Figure contents as structured data:
-=-=-=-=-

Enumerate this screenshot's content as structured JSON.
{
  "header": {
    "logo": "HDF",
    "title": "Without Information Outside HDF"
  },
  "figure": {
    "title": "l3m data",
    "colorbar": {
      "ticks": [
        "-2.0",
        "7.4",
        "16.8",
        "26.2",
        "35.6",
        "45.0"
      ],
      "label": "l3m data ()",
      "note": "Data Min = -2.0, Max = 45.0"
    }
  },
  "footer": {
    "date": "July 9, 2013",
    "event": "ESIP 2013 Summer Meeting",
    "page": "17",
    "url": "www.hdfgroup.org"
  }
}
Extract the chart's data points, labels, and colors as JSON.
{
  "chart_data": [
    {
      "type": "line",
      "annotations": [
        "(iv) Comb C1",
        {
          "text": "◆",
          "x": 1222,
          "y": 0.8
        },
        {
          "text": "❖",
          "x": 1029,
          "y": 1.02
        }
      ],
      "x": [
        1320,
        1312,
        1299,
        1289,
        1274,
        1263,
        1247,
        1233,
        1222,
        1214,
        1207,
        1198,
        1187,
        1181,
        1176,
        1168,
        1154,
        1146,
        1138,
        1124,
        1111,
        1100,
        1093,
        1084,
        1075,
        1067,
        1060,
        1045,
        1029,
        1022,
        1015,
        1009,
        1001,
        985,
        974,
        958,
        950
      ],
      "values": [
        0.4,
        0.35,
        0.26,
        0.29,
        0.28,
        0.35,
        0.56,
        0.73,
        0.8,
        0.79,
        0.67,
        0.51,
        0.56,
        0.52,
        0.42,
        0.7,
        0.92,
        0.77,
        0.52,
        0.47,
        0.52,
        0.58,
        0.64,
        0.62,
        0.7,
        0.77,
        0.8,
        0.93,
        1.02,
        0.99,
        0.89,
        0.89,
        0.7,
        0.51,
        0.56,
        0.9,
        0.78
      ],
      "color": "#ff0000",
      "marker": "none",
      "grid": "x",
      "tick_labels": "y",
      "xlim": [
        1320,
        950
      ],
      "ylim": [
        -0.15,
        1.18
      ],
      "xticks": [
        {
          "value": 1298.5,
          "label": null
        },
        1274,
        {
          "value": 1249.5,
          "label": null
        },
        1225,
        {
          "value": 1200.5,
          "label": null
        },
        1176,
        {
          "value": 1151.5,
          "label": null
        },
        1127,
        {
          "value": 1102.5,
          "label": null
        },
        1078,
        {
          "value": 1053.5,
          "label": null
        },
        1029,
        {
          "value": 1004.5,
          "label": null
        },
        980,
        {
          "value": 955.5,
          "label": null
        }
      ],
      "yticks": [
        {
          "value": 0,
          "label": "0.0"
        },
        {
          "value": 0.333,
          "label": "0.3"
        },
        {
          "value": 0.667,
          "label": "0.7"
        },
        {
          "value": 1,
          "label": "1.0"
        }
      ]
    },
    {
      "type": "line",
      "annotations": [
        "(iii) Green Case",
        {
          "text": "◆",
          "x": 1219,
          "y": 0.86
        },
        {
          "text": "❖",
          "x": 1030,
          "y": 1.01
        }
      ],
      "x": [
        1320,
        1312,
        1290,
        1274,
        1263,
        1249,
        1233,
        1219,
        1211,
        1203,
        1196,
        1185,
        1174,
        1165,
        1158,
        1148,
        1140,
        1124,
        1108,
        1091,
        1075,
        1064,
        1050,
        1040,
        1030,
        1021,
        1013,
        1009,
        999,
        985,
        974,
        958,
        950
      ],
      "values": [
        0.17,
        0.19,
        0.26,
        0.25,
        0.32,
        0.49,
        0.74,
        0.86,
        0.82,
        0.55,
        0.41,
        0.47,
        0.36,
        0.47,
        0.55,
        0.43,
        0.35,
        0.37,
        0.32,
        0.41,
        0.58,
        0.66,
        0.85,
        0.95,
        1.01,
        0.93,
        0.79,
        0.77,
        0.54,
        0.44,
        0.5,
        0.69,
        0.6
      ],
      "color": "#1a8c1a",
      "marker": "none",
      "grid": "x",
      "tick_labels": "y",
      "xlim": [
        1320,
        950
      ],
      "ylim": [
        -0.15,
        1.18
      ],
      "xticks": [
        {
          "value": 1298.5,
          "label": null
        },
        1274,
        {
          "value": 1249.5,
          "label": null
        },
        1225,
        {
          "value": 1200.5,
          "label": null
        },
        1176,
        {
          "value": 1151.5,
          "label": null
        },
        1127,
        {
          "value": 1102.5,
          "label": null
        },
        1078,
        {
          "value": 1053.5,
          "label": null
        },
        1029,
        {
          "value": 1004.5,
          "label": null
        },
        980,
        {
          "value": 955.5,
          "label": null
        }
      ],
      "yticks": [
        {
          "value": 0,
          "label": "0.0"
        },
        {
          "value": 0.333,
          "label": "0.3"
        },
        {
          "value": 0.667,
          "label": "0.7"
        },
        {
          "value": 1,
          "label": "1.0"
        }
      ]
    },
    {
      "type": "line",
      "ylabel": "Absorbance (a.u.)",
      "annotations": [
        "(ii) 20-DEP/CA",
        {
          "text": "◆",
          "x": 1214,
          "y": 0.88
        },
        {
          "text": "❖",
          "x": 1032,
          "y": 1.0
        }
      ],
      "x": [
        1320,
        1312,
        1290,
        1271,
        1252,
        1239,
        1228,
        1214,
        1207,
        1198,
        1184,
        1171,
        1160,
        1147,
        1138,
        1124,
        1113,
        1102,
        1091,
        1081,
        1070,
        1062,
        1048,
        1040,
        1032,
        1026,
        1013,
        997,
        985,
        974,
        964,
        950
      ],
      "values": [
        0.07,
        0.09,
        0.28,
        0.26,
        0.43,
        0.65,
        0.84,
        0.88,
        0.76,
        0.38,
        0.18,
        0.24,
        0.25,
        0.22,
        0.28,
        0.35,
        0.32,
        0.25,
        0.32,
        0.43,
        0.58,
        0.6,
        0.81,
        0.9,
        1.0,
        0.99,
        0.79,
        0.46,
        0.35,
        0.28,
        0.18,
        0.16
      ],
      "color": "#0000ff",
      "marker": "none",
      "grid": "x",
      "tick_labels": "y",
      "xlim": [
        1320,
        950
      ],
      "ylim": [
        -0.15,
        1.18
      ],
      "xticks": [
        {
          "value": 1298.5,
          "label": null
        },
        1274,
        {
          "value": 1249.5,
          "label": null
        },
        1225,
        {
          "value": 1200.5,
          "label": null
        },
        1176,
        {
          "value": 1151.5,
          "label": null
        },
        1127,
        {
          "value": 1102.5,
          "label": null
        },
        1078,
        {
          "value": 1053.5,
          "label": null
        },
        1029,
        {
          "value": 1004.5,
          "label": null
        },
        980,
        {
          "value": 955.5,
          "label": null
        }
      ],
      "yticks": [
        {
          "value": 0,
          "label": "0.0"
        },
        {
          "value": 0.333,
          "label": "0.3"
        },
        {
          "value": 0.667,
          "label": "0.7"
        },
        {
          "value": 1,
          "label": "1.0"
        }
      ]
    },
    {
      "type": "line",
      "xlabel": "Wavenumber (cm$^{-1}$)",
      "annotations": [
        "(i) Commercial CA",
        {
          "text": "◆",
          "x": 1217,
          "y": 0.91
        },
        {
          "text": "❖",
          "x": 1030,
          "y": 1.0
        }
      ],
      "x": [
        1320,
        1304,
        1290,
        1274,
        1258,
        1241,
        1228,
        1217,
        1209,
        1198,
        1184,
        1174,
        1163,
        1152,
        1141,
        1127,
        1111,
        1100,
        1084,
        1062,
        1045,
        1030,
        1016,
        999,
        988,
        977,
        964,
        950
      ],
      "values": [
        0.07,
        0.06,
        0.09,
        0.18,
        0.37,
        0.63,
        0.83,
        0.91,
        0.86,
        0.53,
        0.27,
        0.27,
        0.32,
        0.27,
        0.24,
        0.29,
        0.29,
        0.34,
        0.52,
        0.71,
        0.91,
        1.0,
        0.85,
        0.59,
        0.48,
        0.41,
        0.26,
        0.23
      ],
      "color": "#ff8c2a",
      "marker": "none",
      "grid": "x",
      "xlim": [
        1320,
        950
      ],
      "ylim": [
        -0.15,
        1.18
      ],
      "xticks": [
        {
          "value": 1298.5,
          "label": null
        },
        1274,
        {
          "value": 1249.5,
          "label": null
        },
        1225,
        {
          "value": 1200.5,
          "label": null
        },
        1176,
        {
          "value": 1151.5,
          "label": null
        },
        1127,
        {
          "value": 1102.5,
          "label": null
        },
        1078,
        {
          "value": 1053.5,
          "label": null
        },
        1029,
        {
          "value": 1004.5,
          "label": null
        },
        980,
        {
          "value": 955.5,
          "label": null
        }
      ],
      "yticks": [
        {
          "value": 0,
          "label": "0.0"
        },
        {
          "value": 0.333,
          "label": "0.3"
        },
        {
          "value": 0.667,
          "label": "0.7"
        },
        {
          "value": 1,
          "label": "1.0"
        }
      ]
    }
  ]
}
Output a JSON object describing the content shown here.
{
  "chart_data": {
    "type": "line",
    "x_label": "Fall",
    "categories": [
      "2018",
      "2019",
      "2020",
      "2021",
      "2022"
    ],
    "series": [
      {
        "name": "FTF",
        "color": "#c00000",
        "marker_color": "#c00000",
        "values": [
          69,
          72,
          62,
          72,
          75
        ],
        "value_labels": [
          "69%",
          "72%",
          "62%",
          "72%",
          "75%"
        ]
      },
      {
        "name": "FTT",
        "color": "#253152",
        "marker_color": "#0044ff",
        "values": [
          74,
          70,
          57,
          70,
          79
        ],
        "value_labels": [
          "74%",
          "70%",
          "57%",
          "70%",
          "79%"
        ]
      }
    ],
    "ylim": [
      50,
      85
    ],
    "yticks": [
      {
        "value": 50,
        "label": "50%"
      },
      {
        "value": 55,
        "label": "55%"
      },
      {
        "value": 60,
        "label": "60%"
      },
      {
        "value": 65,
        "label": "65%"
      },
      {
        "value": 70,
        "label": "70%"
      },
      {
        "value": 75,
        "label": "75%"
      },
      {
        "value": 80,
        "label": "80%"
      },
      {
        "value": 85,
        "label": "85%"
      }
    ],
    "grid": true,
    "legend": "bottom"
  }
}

-=-=-=-=-

WRITTEN EXERCISE ::
Where a line in the entries holds "JSON", copy that line.

FULL ANSWER ::
Enumerate this screenshot's content as structured JSON.
Extract the chart's data points, labels, and colors as JSON.
Output a JSON object describing the content shown here.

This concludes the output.